GIVEN REQUEST: Take every line from the listing below that contains "OODT".

RECORDS FOR PROCESSING:
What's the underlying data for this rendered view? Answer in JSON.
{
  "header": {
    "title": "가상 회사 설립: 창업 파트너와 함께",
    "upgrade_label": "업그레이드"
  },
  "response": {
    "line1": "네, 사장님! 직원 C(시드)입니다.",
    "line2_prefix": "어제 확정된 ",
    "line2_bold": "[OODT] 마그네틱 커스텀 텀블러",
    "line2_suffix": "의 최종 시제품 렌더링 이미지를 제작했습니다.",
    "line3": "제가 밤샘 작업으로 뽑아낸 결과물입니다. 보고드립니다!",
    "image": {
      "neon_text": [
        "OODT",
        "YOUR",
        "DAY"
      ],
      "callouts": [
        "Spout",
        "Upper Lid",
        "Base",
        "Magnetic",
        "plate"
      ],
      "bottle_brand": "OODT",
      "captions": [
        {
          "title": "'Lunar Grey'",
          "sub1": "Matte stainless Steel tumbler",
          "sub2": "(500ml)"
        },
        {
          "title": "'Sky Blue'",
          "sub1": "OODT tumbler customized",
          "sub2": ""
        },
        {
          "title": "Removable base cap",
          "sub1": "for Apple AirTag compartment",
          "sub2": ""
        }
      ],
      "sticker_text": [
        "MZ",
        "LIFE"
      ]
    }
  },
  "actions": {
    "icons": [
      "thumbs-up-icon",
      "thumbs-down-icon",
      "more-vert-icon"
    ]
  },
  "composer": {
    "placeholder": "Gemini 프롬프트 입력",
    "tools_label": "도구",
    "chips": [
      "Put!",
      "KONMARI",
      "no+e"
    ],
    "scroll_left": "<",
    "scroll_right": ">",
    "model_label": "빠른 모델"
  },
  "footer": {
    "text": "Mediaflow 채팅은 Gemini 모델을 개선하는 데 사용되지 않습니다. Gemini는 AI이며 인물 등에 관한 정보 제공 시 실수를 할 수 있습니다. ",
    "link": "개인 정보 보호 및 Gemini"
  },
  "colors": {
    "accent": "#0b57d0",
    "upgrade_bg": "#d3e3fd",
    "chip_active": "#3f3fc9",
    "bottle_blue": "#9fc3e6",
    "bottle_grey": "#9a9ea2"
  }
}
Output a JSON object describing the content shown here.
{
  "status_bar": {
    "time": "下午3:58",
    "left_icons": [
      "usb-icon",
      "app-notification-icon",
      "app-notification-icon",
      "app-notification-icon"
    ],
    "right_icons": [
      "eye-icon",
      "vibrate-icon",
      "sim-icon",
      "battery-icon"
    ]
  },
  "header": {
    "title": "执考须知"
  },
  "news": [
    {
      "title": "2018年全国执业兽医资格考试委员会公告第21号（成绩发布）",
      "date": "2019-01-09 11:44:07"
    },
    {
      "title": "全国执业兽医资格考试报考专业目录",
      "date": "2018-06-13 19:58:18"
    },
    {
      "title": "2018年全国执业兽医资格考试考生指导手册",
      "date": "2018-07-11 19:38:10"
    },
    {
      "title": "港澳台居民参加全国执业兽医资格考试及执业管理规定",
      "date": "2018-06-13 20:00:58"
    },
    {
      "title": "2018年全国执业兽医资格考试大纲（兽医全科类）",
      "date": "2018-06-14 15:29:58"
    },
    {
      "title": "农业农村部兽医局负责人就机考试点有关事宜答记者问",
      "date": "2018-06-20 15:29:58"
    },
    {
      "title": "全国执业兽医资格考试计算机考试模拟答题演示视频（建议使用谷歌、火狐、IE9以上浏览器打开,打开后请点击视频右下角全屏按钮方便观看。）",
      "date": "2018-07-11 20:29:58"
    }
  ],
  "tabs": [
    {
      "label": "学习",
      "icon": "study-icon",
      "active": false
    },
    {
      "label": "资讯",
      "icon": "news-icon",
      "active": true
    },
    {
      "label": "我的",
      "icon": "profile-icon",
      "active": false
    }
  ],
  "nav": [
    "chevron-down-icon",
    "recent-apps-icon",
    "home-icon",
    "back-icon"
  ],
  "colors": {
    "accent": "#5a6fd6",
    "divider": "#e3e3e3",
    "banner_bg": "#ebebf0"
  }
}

RIGHT ANSWER:
    "line2_bold": "[OODT] 마그네틱 커스텀 텀블러",
        "OODT",
      "bottle_brand": "OODT",
          "sub1": "OODT tumbler customized",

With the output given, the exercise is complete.